◆ STATED PROBLEM: Can the data below be set down again exactly, line for line?

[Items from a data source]
>> start
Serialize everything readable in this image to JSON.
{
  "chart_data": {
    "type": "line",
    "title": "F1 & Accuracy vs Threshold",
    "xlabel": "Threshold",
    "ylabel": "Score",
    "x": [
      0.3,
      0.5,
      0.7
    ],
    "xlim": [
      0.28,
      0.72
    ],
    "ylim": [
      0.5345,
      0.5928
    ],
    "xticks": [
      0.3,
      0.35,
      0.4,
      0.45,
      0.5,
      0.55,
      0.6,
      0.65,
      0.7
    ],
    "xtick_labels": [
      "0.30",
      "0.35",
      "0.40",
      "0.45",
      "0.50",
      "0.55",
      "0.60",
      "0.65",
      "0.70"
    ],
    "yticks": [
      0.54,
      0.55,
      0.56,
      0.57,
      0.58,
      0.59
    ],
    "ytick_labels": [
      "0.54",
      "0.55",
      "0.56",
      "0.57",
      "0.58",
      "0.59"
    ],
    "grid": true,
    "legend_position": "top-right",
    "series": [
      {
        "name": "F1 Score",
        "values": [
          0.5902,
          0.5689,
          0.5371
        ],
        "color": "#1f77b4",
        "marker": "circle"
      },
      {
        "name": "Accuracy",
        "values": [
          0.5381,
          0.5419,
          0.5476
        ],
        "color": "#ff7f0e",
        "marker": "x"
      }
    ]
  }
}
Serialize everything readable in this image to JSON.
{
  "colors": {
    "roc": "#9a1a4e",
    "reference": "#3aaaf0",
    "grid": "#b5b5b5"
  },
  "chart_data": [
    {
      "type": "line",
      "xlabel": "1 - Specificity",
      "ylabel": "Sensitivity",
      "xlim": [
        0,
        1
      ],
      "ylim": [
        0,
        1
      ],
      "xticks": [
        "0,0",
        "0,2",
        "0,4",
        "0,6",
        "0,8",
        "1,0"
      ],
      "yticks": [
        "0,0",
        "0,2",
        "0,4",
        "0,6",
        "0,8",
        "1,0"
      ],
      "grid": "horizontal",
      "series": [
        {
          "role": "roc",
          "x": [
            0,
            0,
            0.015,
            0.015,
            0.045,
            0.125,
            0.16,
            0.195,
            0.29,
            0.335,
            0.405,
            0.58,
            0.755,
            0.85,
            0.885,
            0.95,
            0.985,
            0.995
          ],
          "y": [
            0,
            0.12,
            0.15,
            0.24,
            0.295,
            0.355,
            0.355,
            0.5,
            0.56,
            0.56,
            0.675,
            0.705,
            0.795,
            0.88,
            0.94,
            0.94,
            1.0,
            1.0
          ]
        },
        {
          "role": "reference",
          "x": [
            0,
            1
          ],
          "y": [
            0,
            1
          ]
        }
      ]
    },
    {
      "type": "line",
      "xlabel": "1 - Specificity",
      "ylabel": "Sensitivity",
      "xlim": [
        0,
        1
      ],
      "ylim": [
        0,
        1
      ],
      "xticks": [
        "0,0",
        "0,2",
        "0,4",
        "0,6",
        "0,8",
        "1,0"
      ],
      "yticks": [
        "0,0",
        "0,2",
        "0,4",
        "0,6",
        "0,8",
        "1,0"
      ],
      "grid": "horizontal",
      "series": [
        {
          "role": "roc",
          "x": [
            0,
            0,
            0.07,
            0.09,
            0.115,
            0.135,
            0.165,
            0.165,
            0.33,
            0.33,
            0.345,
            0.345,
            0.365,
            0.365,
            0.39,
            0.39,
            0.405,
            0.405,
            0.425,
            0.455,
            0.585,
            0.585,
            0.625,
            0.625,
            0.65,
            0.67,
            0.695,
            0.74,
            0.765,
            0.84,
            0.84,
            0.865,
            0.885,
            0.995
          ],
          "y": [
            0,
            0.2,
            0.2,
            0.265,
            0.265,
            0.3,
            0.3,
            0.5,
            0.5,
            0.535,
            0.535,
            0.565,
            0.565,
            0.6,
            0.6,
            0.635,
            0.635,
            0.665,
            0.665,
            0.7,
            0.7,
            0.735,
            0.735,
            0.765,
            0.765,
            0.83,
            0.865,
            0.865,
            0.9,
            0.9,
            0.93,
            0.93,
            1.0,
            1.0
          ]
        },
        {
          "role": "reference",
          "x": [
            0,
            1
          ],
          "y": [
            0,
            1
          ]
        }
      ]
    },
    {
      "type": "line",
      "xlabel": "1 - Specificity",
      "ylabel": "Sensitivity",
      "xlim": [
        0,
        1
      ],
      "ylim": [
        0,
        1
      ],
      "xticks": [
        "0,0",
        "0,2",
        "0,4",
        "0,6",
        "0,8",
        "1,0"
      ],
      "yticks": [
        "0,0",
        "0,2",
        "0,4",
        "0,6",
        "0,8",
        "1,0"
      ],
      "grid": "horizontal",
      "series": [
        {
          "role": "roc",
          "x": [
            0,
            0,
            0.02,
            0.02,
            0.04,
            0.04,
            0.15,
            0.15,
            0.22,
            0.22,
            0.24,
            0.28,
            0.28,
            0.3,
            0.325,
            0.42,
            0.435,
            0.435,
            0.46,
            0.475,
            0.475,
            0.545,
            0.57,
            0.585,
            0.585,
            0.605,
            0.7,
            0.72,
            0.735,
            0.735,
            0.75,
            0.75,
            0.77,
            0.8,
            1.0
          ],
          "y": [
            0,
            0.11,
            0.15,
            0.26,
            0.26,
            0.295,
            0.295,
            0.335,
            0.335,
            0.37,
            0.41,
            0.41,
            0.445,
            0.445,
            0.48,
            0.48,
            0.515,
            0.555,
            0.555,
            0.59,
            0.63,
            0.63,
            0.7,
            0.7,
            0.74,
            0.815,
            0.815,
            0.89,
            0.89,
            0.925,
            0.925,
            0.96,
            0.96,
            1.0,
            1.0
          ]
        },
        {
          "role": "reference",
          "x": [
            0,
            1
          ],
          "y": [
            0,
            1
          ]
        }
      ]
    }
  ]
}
>> end
◆ RESULT OF THE EXERCISE:
Serialize everything readable in this image to JSON.
{
  "chart_data": {
    "type": "line",
    "title": "F1 & Accuracy vs Threshold",
    "xlabel": "Threshold",
    "ylabel": "Score",
    "x": [
      0.3,
      0.5,
      0.7
    ],
    "xlim": [
      0.28,
      0.72
    ],
    "ylim": [
      0.5345,
      0.5928
    ],
    "xticks": [
      0.3,
      0.35,
      0.4,
      0.45,
      0.5,
      0.55,
      0.6,
      0.65,
      0.7
    ],
    "xtick_labels": [
      "0.30",
      "0.35",
      "0.40",
      "0.45",
      "0.50",
      "0.55",
      "0.60",
      "0.65",
      "0.70"
    ],
    "yticks": [
      0.54,
      0.55,
      0.56,
      0.57,
      0.58,
      0.59
    ],
    "ytick_labels": [
      "0.54",
      "0.55",
      "0.56",
      "0.57",
      "0.58",
      "0.59"
    ],
    "grid": true,
    "legend_position": "top-right",
    "series": [
      {
        "name": "F1 Score",
        "values": [
          0.5902,
          0.5689,
          0.5371
        ],
        "color": "#1f77b4",
        "marker": "circle"
      },
      {
        "name": "Accuracy",
        "values": [
          0.5381,
          0.5419,
          0.5476
        ],
        "color": "#ff7f0e",
        "marker": "x"
      }
    ]
  }
}
Serialize everything readable in this image to JSON.
{
  "colors": {
    "roc": "#9a1a4e",
    "reference": "#3aaaf0",
    "grid": "#b5b5b5"
  },
  "chart_data": [
    {
      "type": "line",
      "xlabel": "1 - Specificity",
      "ylabel": "Sensitivity",
      "xlim": [
        0,
        1
      ],
      "ylim": [
        0,
        1
      ],
      "xticks": [
        "0,0",
        "0,2",
        "0,4",
        "0,6",
        "0,8",
        "1,0"
      ],
      "yticks": [
        "0,0",
        "0,2",
        "0,4",
        "0,6",
        "0,8",
        "1,0"
      ],
      "grid": "horizontal",
      "series": [
        {
          "role": "roc",
          "x": [
            0,
            0,
            0.015,
            0.015,
            0.045,
            0.125,
            0.16,
            0.195,
            0.29,
            0.335,
            0.405,
            0.58,
            0.755,
            0.85,
            0.885,
            0.95,
            0.985,
            0.995
          ],
          "y": [
            0,
            0.12,
            0.15,
            0.24,
            0.295,
            0.355,
            0.355,
            0.5,
            0.56,
            0.56,
            0.675,
            0.705,
            0.795,
            0.88,
            0.94,
            0.94,
            1.0,
            1.0
          ]
        },
        {
          "role": "reference",
          "x": [
            0,
            1
          ],
          "y": [
            0,
            1
          ]
        }
      ]
    },
    {
      "type": "line",
      "xlabel": "1 - Specificity",
      "ylabel": "Sensitivity",
      "xlim": [
        0,
        1
      ],
      "ylim": [
        0,
        1
      ],
      "xticks": [
        "0,0",
        "0,2",
        "0,4",
        "0,6",
        "0,8",
        "1,0"
      ],
      "yticks": [
        "0,0",
        "0,2",
        "0,4",
        "0,6",
        "0,8",
        "1,0"
      ],
      "grid": "horizontal",
      "series": [
        {
          "role": "roc",
          "x": [
            0,
            0,
            0.07,
            0.09,
            0.115,
            0.135,
            0.165,
            0.165,
            0.33,
            0.33,
            0.345,
            0.345,
            0.365,
            0.365,
            0.39,
            0.39,
            0.405,
            0.405,
            0.425,
            0.455,
            0.585,
            0.585,
            0.625,
            0.625,
            0.65,
            0.67,
            0.695,
            0.74,
            0.765,
            0.84,
            0.84,
            0.865,
            0.885,
            0.995
          ],
          "y": [
            0,
            0.2,
            0.2,
            0.265,
            0.265,
            0.3,
            0.3,
            0.5,
            0.5,
            0.535,
            0.535,
            0.565,
            0.565,
            0.6,
            0.6,
            0.635,
            0.635,
            0.665,
            0.665,
            0.7,
            0.7,
            0.735,
            0.735,
            0.765,
            0.765,
            0.83,
            0.865,
            0.865,
            0.9,
            0.9,
            0.93,
            0.93,
            1.0,
            1.0
          ]
        },
        {
          "role": "reference",
          "x": [
            0,
            1
          ],
          "y": [
            0,
            1
          ]
        }
      ]
    },
    {
      "type": "line",
      "xlabel": "1 - Specificity",
      "ylabel": "Sensitivity",
      "xlim": [
        0,
        1
      ],
      "ylim": [
        0,
        1
      ],
      "xticks": [
        "0,0",
        "0,2",
        "0,4",
        "0,6",
        "0,8",
        "1,0"
      ],
      "yticks": [
        "0,0",
        "0,2",
        "0,4",
        "0,6",
        "0,8",
        "1,0"
      ],
      "grid": "horizontal",
      "series": [
        {
          "role": "roc",
          "x": [
            0,
            0,
            0.02,
            0.02,
            0.04,
            0.04,
            0.15,
            0.15,
            0.22,
            0.22,
            0.24,
            0.28,
            0.28,
            0.3,
            0.325,
            0.42,
            0.435,
            0.435,
            0.46,
            0.475,
            0.475,
            0.545,
            0.57,
            0.585,
            0.585,
            0.605,
            0.7,
            0.72,
            0.735,
            0.735,
            0.75,
            0.75,
            0.77,
            0.8,
            1.0
          ],
          "y": [
            0,
            0.11,
            0.15,
            0.26,
            0.26,
            0.295,
            0.295,
            0.335,
            0.335,
            0.37,
            0.41,
            0.41,
            0.445,
            0.445,
            0.48,
            0.48,
            0.515,
            0.555,
            0.555,
            0.59,
            0.63,
            0.63,
            0.7,
            0.7,
            0.74,
            0.815,
            0.815,
            0.89,
            0.89,
            0.925,
            0.925,
            0.96,
            0.96,
            1.0,
            1.0
          ]
        },
        {
          "role": "reference",
          "x": [
            0,
            1
          ],
          "y": [
            0,
            1
          ]
        }
      ]
    }
  ]
}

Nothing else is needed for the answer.